Stored records:
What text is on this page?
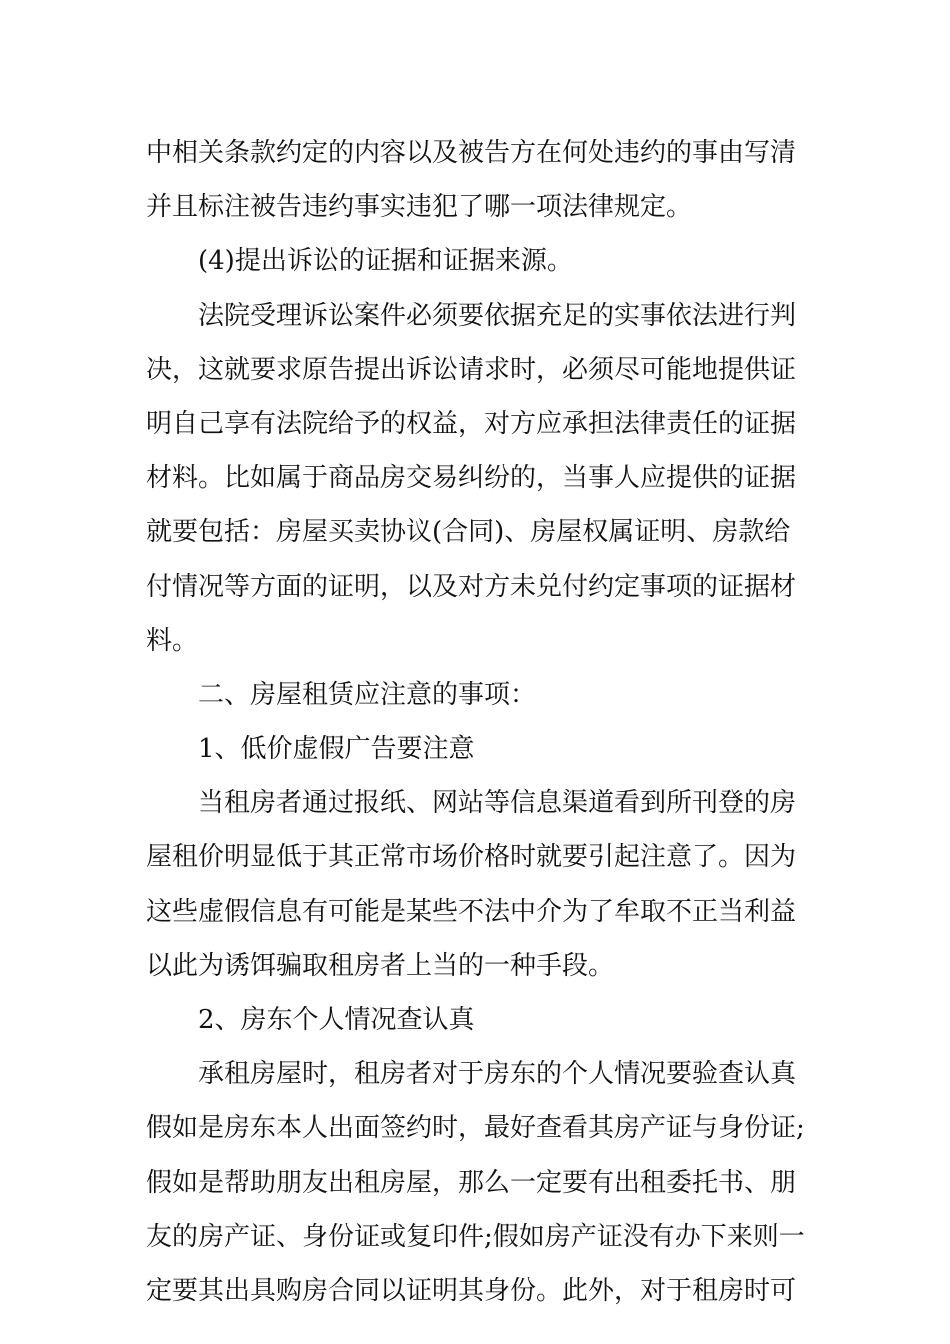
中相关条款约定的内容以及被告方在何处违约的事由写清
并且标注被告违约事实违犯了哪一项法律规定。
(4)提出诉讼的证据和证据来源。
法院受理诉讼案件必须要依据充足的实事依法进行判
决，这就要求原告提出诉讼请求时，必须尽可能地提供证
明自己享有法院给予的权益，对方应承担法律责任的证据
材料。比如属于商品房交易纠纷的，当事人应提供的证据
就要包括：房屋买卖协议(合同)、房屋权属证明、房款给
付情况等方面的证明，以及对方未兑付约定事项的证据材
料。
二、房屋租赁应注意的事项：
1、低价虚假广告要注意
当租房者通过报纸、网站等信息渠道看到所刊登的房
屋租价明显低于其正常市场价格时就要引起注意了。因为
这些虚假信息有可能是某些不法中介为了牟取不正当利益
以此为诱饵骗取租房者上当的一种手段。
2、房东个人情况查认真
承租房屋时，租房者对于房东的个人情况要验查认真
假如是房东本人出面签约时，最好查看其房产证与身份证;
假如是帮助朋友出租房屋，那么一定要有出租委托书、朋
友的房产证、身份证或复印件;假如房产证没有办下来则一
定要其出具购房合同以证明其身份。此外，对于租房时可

Work to complete: Restate the whole listing above exactly, except for its images.

Written response:
What text is on this page?
中相关条款约定的内容以及被告方在何处违约的事由写清
并且标注被告违约事实违犯了哪一项法律规定。
(4)提出诉讼的证据和证据来源。
法院受理诉讼案件必须要依据充足的实事依法进行判
决，这就要求原告提出诉讼请求时，必须尽可能地提供证
明自己享有法院给予的权益，对方应承担法律责任的证据
材料。比如属于商品房交易纠纷的，当事人应提供的证据
就要包括：房屋买卖协议(合同)、房屋权属证明、房款给
付情况等方面的证明，以及对方未兑付约定事项的证据材
料。
二、房屋租赁应注意的事项：
1、低价虚假广告要注意
当租房者通过报纸、网站等信息渠道看到所刊登的房
屋租价明显低于其正常市场价格时就要引起注意了。因为
这些虚假信息有可能是某些不法中介为了牟取不正当利益
以此为诱饵骗取租房者上当的一种手段。
2、房东个人情况查认真
承租房屋时，租房者对于房东的个人情况要验查认真
假如是房东本人出面签约时，最好查看其房产证与身份证;
假如是帮助朋友出租房屋，那么一定要有出租委托书、朋
友的房产证、身份证或复印件;假如房产证没有办下来则一
定要其出具购房合同以证明其身份。此外，对于租房时可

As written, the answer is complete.